[Stored dataset items]
*-*-*

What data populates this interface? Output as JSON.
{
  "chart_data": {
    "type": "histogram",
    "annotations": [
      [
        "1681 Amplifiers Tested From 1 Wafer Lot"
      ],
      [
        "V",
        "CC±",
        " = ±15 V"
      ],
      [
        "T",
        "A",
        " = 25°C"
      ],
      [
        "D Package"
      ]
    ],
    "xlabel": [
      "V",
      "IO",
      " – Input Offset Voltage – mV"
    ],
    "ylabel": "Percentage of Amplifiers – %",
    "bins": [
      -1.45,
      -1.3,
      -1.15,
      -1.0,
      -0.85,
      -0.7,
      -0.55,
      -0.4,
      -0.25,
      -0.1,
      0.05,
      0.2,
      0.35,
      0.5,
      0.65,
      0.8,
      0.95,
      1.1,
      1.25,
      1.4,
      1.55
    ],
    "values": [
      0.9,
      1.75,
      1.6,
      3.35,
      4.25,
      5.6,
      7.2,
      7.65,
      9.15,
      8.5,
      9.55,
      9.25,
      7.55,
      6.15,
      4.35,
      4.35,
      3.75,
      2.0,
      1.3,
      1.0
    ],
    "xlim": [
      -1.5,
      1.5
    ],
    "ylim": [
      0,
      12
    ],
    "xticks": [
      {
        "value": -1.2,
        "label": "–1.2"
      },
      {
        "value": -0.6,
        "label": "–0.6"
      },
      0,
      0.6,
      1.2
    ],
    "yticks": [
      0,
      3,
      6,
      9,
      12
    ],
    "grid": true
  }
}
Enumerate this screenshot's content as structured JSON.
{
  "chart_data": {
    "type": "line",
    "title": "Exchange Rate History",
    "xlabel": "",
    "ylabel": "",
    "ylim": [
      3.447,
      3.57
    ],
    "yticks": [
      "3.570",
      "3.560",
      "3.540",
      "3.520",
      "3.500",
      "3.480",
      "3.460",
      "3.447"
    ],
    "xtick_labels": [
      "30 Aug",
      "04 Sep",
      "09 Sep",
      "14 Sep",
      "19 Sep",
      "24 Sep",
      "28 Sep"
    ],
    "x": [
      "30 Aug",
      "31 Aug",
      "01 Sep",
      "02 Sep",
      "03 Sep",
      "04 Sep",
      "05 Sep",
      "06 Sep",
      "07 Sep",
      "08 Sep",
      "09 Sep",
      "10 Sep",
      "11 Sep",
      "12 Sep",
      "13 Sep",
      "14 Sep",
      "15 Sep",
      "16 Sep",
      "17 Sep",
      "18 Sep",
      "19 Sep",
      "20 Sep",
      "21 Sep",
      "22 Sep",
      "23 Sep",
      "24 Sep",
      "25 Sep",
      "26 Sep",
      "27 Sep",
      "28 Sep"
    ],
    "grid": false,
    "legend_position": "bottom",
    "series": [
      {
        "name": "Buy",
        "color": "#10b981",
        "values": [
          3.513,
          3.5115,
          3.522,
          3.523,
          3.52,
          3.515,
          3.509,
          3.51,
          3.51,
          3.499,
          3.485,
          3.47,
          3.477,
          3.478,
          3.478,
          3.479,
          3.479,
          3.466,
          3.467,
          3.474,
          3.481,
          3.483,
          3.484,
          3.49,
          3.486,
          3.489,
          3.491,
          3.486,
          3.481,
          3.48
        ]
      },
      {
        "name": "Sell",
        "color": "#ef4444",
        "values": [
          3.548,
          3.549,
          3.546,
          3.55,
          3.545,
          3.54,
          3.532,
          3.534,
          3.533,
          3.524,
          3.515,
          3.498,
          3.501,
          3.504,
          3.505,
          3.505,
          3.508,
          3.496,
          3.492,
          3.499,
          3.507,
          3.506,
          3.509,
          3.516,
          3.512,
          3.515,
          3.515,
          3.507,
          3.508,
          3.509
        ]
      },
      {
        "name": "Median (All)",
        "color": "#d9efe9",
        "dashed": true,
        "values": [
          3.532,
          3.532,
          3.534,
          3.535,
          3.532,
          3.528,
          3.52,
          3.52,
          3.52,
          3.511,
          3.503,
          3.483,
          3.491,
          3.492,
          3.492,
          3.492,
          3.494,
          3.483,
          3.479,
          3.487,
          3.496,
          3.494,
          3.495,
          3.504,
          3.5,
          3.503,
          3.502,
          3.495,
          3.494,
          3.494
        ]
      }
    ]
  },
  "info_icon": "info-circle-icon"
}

*-*-*

Reproduce the listing above word for word.

Task solution =
What data populates this interface? Output as JSON.
{
  "chart_data": {
    "type": "histogram",
    "annotations": [
      [
        "1681 Amplifiers Tested From 1 Wafer Lot"
      ],
      [
        "V",
        "CC±",
        " = ±15 V"
      ],
      [
        "T",
        "A",
        " = 25°C"
      ],
      [
        "D Package"
      ]
    ],
    "xlabel": [
      "V",
      "IO",
      " – Input Offset Voltage – mV"
    ],
    "ylabel": "Percentage of Amplifiers – %",
    "bins": [
      -1.45,
      -1.3,
      -1.15,
      -1.0,
      -0.85,
      -0.7,
      -0.55,
      -0.4,
      -0.25,
      -0.1,
      0.05,
      0.2,
      0.35,
      0.5,
      0.65,
      0.8,
      0.95,
      1.1,
      1.25,
      1.4,
      1.55
    ],
    "values": [
      0.9,
      1.75,
      1.6,
      3.35,
      4.25,
      5.6,
      7.2,
      7.65,
      9.15,
      8.5,
      9.55,
      9.25,
      7.55,
      6.15,
      4.35,
      4.35,
      3.75,
      2.0,
      1.3,
      1.0
    ],
    "xlim": [
      -1.5,
      1.5
    ],
    "ylim": [
      0,
      12
    ],
    "xticks": [
      {
        "value": -1.2,
        "label": "–1.2"
      },
      {
        "value": -0.6,
        "label": "–0.6"
      },
      0,
      0.6,
      1.2
    ],
    "yticks": [
      0,
      3,
      6,
      9,
      12
    ],
    "grid": true
  }
}
Enumerate this screenshot's content as structured JSON.
{
  "chart_data": {
    "type": "line",
    "title": "Exchange Rate History",
    "xlabel": "",
    "ylabel": "",
    "ylim": [
      3.447,
      3.57
    ],
    "yticks": [
      "3.570",
      "3.560",
      "3.540",
      "3.520",
      "3.500",
      "3.480",
      "3.460",
      "3.447"
    ],
    "xtick_labels": [
      "30 Aug",
      "04 Sep",
      "09 Sep",
      "14 Sep",
      "19 Sep",
      "24 Sep",
      "28 Sep"
    ],
    "x": [
      "30 Aug",
      "31 Aug",
      "01 Sep",
      "02 Sep",
      "03 Sep",
      "04 Sep",
      "05 Sep",
      "06 Sep",
      "07 Sep",
      "08 Sep",
      "09 Sep",
      "10 Sep",
      "11 Sep",
      "12 Sep",
      "13 Sep",
      "14 Sep",
      "15 Sep",
      "16 Sep",
      "17 Sep",
      "18 Sep",
      "19 Sep",
      "20 Sep",
      "21 Sep",
      "22 Sep",
      "23 Sep",
      "24 Sep",
      "25 Sep",
      "26 Sep",
      "27 Sep",
      "28 Sep"
    ],
    "grid": false,
    "legend_position": "bottom",
    "series": [
      {
        "name": "Buy",
        "color": "#10b981",
        "values": [
          3.513,
          3.5115,
          3.522,
          3.523,
          3.52,
          3.515,
          3.509,
          3.51,
          3.51,
          3.499,
          3.485,
          3.47,
          3.477,
          3.478,
          3.478,
          3.479,
          3.479,
          3.466,
          3.467,
          3.474,
          3.481,
          3.483,
          3.484,
          3.49,
          3.486,
          3.489,
          3.491,
          3.486,
          3.481,
          3.48
        ]
      },
      {
        "name": "Sell",
        "color": "#ef4444",
        "values": [
          3.548,
          3.549,
          3.546,
          3.55,
          3.545,
          3.54,
          3.532,
          3.534,
          3.533,
          3.524,
          3.515,
          3.498,
          3.501,
          3.504,
          3.505,
          3.505,
          3.508,
          3.496,
          3.492,
          3.499,
          3.507,
          3.506,
          3.509,
          3.516,
          3.512,
          3.515,
          3.515,
          3.507,
          3.508,
          3.509
        ]
      },
      {
        "name": "Median (All)",
        "color": "#d9efe9",
        "dashed": true,
        "values": [
          3.532,
          3.532,
          3.534,
          3.535,
          3.532,
          3.528,
          3.52,
          3.52,
          3.52,
          3.511,
          3.503,
          3.483,
          3.491,
          3.492,
          3.492,
          3.492,
          3.494,
          3.483,
          3.479,
          3.487,
          3.496,
          3.494,
          3.495,
          3.504,
          3.5,
          3.503,
          3.502,
          3.495,
          3.494,
          3.494
        ]
      }
    ]
  },
  "info_icon": "info-circle-icon"
}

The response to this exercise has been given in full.